WORK TO BE COMPLETED: Beginning at the line that contains "Serialize everything readable", reproduce every line to the end of the material without changing any of them.
#####
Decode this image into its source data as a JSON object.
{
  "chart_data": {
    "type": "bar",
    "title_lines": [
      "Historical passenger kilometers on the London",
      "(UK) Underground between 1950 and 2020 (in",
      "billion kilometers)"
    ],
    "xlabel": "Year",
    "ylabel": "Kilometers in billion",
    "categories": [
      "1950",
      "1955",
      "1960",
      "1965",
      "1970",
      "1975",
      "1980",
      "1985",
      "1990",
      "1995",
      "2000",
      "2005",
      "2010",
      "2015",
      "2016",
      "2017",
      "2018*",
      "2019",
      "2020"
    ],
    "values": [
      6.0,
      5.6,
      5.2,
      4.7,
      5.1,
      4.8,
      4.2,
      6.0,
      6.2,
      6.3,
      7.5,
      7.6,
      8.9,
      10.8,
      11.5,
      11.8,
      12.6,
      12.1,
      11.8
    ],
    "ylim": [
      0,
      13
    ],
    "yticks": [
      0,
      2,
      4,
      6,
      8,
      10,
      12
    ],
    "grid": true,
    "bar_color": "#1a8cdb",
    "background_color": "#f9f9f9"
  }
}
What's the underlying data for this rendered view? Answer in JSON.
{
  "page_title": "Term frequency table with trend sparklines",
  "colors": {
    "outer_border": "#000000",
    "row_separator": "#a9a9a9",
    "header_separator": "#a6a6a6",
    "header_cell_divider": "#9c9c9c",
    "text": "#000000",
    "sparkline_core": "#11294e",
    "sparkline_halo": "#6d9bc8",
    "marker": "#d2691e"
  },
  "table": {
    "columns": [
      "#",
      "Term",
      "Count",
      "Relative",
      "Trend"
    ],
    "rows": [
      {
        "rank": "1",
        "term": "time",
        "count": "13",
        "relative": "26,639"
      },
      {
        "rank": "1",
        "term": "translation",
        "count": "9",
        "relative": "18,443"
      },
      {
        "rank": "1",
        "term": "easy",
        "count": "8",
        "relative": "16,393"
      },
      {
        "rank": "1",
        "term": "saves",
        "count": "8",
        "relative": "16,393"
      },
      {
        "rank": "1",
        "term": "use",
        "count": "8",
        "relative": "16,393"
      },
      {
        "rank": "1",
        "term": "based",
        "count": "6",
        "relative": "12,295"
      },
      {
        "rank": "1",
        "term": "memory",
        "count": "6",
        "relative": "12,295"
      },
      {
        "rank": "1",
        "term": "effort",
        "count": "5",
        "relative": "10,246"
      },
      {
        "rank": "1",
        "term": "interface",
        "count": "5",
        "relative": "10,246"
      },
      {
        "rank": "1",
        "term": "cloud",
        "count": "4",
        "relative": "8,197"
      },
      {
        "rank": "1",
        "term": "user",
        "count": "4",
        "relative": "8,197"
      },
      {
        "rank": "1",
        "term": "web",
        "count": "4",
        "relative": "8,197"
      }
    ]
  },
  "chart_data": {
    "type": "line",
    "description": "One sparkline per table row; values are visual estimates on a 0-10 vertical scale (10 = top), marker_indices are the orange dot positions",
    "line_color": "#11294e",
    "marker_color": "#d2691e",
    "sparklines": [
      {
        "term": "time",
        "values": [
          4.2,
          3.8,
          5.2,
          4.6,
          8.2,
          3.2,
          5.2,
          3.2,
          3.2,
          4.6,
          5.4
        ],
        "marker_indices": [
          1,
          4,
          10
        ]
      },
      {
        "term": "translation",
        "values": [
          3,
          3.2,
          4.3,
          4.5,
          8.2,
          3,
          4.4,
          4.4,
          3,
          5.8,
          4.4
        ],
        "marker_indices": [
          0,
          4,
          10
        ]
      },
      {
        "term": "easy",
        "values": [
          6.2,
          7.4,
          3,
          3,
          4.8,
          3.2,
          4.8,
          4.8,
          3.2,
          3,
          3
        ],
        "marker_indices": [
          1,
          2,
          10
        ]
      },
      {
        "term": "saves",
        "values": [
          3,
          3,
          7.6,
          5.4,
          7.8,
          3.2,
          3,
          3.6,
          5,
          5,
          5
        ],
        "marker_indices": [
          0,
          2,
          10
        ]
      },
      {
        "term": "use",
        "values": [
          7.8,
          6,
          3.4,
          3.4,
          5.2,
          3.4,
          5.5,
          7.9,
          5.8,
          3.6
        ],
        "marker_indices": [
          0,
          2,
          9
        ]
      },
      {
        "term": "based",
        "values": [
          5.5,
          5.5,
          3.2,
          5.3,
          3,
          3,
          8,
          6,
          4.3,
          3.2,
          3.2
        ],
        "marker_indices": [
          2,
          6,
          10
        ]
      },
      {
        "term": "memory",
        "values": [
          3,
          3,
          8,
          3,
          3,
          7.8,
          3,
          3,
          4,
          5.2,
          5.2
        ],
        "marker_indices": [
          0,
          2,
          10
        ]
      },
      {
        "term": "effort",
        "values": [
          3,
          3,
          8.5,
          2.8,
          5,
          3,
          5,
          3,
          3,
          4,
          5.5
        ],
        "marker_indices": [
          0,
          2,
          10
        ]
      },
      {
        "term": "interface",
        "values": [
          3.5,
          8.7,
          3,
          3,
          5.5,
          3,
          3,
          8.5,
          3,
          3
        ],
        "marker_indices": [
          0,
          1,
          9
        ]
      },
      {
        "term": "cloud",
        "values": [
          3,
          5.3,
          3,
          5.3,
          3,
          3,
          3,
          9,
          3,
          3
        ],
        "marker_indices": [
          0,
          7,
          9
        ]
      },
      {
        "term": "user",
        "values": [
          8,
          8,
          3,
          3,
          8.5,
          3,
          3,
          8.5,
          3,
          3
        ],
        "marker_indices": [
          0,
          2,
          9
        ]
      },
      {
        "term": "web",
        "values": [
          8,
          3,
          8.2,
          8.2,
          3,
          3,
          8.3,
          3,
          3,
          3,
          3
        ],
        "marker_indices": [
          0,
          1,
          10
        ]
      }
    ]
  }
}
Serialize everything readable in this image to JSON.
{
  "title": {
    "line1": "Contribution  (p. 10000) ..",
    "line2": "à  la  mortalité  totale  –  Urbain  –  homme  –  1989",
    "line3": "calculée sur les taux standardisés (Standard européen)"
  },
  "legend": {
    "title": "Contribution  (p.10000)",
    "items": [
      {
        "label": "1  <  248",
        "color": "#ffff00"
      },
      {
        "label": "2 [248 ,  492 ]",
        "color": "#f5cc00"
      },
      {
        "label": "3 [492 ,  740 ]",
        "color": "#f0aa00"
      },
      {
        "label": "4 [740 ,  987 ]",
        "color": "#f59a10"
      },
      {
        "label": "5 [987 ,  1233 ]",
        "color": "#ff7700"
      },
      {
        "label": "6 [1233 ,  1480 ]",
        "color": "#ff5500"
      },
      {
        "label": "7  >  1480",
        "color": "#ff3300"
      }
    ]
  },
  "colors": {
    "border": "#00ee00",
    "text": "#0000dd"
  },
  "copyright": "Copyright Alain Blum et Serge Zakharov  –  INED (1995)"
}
#####
SOLUTION:
Serialize everything readable in this image to JSON.
{
  "title": {
    "line1": "Contribution  (p. 10000) ..",
    "line2": "à  la  mortalité  totale  –  Urbain  –  homme  –  1989",
    "line3": "calculée sur les taux standardisés (Standard européen)"
  },
  "legend": {
    "title": "Contribution  (p.10000)",
    "items": [
      {
        "label": "1  <  248",
        "color": "#ffff00"
      },
      {
        "label": "2 [248 ,  492 ]",
        "color": "#f5cc00"
      },
      {
        "label": "3 [492 ,  740 ]",
        "color": "#f0aa00"
      },
      {
        "label": "4 [740 ,  987 ]",
        "color": "#f59a10"
      },
      {
        "label": "5 [987 ,  1233 ]",
        "color": "#ff7700"
      },
      {
        "label": "6 [1233 ,  1480 ]",
        "color": "#ff5500"
      },
      {
        "label": "7  >  1480",
        "color": "#ff3300"
      }
    ]
  },
  "colors": {
    "border": "#00ee00",
    "text": "#0000dd"
  },
  "copyright": "Copyright Alain Blum et Serge Zakharov  –  INED (1995)"
}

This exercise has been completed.